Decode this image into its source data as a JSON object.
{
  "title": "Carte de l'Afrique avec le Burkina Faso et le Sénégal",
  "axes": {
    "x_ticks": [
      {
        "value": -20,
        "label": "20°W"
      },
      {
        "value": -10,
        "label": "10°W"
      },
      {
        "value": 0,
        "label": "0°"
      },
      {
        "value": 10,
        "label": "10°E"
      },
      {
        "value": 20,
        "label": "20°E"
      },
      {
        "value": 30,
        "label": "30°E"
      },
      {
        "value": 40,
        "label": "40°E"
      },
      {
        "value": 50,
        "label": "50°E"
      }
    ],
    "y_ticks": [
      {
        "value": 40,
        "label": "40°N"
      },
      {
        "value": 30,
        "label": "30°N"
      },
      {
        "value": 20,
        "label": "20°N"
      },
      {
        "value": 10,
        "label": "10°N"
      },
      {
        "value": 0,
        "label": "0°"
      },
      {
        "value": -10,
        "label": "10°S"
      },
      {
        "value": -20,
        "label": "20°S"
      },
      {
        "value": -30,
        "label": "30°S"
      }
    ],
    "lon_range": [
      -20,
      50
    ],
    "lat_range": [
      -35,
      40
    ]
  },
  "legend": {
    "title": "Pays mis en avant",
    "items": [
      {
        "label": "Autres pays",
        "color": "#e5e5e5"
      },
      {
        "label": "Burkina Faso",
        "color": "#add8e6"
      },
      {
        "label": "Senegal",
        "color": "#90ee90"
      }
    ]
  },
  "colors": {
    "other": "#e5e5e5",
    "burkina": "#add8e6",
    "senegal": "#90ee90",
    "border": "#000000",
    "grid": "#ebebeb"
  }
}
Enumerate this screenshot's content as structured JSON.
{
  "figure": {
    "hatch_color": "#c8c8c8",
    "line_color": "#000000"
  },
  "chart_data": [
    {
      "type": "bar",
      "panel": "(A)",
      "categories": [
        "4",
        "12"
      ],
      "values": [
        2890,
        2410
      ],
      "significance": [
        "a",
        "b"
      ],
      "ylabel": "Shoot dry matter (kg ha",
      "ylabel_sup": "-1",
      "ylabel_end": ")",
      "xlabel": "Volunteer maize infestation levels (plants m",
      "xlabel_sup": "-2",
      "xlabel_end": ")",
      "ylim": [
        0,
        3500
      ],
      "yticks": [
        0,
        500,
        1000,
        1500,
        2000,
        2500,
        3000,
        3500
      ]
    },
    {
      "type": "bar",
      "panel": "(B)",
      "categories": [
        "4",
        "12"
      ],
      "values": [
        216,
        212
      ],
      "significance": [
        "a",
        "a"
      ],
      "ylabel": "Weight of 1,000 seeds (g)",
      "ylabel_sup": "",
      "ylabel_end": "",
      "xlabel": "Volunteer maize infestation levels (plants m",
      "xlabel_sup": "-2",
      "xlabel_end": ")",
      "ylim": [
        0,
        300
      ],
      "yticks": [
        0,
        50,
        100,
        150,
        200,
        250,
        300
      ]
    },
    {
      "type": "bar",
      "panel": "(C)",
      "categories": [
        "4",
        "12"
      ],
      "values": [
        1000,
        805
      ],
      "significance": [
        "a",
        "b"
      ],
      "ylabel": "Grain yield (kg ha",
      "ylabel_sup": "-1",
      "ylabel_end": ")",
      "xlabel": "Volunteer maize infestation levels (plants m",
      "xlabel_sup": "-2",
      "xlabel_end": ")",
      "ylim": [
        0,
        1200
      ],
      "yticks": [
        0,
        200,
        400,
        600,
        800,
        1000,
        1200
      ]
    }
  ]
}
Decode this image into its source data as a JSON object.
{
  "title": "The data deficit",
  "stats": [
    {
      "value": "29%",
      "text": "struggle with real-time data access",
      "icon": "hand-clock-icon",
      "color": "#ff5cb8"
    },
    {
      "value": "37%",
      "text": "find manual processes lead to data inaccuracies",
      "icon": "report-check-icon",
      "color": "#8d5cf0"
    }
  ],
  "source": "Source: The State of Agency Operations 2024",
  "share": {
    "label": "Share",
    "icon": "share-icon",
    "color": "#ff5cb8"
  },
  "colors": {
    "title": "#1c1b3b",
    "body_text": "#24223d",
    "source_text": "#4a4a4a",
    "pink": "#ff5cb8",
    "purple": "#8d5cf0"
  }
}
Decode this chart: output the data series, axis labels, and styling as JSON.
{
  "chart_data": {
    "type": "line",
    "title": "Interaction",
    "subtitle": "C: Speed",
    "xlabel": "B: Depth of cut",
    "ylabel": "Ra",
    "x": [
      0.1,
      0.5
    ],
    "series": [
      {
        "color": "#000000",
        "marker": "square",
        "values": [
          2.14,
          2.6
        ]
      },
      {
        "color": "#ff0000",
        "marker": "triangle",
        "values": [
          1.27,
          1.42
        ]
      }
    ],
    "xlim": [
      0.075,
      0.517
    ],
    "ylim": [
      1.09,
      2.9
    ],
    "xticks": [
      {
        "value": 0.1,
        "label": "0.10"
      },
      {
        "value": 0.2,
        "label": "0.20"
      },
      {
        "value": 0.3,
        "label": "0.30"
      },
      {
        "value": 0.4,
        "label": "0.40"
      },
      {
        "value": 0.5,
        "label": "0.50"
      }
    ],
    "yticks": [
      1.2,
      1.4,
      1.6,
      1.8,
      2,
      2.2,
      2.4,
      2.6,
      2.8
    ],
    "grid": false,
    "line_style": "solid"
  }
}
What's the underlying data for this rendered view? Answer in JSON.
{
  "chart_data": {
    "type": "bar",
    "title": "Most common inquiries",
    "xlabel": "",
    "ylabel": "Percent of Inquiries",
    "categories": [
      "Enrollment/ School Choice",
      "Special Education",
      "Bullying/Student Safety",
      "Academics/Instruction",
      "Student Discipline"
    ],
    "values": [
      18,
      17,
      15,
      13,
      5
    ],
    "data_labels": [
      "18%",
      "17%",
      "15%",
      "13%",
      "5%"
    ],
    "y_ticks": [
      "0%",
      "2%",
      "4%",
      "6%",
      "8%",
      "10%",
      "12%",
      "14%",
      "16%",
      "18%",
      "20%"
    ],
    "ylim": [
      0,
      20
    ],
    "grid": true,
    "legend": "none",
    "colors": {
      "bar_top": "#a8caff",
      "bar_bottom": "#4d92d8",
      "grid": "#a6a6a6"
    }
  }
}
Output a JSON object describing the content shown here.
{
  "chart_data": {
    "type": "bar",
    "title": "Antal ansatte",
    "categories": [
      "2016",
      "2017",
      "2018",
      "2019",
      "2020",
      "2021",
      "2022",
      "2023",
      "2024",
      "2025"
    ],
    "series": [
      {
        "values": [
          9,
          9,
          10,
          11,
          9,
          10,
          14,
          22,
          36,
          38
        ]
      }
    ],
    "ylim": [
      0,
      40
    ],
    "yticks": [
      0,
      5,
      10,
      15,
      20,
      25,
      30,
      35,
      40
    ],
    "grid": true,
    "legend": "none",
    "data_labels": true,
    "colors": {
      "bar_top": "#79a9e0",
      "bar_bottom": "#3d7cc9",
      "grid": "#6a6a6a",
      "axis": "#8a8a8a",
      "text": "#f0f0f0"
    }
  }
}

____________

YOUR OBJECTIVE:
Using the material above, reproduce exactly the line that contains "What's the underlying" and all lines after it through the last one, and only those.

WRITTEN ANSWER:
What's the underlying data for this rendered view? Answer in JSON.
{
  "chart_data": {
    "type": "bar",
    "title": "Most common inquiries",
    "xlabel": "",
    "ylabel": "Percent of Inquiries",
    "categories": [
      "Enrollment/ School Choice",
      "Special Education",
      "Bullying/Student Safety",
      "Academics/Instruction",
      "Student Discipline"
    ],
    "values": [
      18,
      17,
      15,
      13,
      5
    ],
    "data_labels": [
      "18%",
      "17%",
      "15%",
      "13%",
      "5%"
    ],
    "y_ticks": [
      "0%",
      "2%",
      "4%",
      "6%",
      "8%",
      "10%",
      "12%",
      "14%",
      "16%",
      "18%",
      "20%"
    ],
    "ylim": [
      0,
      20
    ],
    "grid": true,
    "legend": "none",
    "colors": {
      "bar_top": "#a8caff",
      "bar_bottom": "#4d92d8",
      "grid": "#a6a6a6"
    }
  }
}
Output a JSON object describing the content shown here.
{
  "chart_data": {
    "type": "bar",
    "title": "Antal ansatte",
    "categories": [
      "2016",
      "2017",
      "2018",
      "2019",
      "2020",
      "2021",
      "2022",
      "2023",
      "2024",
      "2025"
    ],
    "series": [
      {
        "values": [
          9,
          9,
          10,
          11,
          9,
          10,
          14,
          22,
          36,
          38
        ]
      }
    ],
    "ylim": [
      0,
      40
    ],
    "yticks": [
      0,
      5,
      10,
      15,
      20,
      25,
      30,
      35,
      40
    ],
    "grid": true,
    "legend": "none",
    "data_labels": true,
    "colors": {
      "bar_top": "#79a9e0",
      "bar_bottom": "#3d7cc9",
      "grid": "#6a6a6a",
      "axis": "#8a8a8a",
      "text": "#f0f0f0"
    }
  }
}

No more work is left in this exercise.